Leave out the pictures and repeat exactly the lines from the one containing "Enumerate this chart's" through the end of the records.

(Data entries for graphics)
** begin **

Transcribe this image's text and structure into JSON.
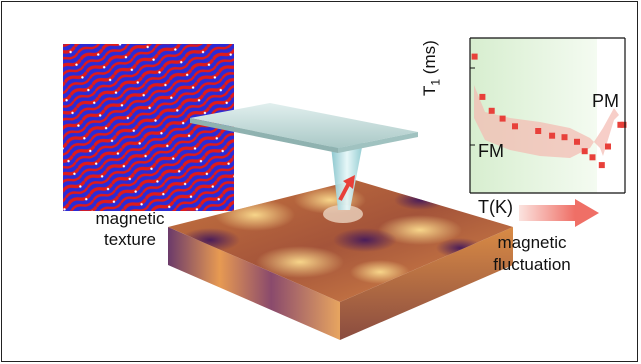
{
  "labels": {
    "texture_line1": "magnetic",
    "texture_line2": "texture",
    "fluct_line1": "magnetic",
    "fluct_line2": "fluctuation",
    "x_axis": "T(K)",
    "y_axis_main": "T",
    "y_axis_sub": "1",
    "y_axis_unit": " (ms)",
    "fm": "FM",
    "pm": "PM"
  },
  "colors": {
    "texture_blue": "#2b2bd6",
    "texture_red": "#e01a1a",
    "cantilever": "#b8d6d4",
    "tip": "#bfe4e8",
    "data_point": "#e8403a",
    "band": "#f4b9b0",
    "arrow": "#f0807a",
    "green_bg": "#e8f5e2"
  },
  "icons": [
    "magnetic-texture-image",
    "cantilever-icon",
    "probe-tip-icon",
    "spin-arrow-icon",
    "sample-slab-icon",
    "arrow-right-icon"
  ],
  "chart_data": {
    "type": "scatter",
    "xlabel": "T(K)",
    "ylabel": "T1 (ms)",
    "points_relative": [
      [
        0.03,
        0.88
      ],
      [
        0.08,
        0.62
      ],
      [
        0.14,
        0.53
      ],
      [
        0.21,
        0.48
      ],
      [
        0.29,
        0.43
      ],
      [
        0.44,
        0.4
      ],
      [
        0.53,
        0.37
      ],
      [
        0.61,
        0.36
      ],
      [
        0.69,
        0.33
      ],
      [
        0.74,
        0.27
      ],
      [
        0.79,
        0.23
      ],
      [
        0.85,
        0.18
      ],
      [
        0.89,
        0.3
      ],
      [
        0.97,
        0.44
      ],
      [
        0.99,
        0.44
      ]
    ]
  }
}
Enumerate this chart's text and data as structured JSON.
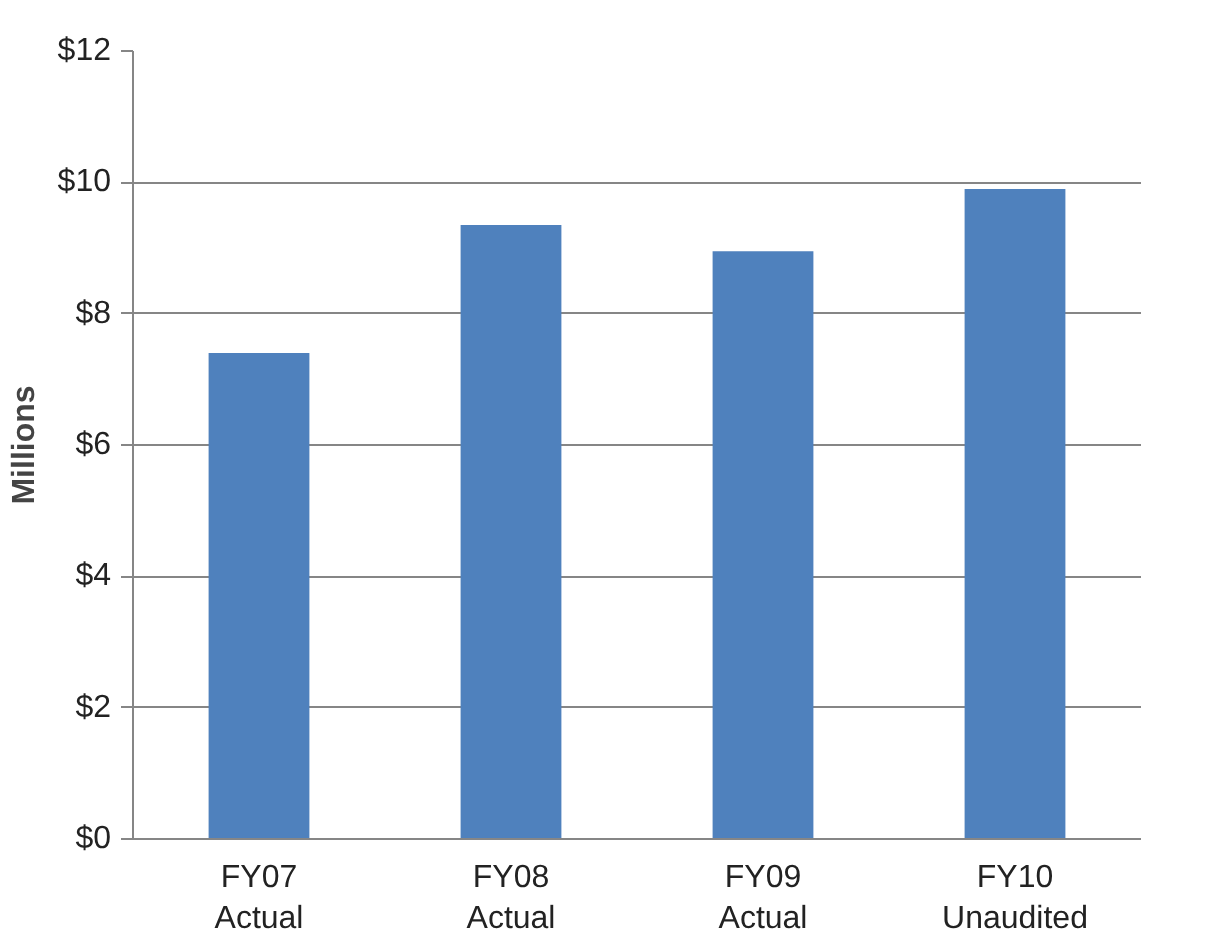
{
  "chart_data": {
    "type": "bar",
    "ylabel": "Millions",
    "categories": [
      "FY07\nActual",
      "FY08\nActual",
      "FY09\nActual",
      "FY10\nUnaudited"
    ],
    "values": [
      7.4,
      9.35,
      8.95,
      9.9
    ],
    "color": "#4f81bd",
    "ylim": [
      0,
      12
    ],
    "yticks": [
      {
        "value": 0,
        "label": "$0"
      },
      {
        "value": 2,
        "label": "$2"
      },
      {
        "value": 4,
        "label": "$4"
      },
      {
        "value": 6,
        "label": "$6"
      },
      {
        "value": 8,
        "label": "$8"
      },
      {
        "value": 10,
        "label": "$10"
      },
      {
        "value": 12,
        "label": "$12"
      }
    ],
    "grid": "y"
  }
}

** end **

* REPLY TO THE EXERCISE:
Enumerate this chart's text and data as structured JSON.
{
  "chart_data": {
    "type": "bar",
    "ylabel": "Millions",
    "categories": [
      "FY07\nActual",
      "FY08\nActual",
      "FY09\nActual",
      "FY10\nUnaudited"
    ],
    "values": [
      7.4,
      9.35,
      8.95,
      9.9
    ],
    "color": "#4f81bd",
    "ylim": [
      0,
      12
    ],
    "yticks": [
      {
        "value": 0,
        "label": "$0"
      },
      {
        "value": 2,
        "label": "$2"
      },
      {
        "value": 4,
        "label": "$4"
      },
      {
        "value": 6,
        "label": "$6"
      },
      {
        "value": 8,
        "label": "$8"
      },
      {
        "value": 10,
        "label": "$10"
      },
      {
        "value": 12,
        "label": "$12"
      }
    ],
    "grid": "y"
  }
}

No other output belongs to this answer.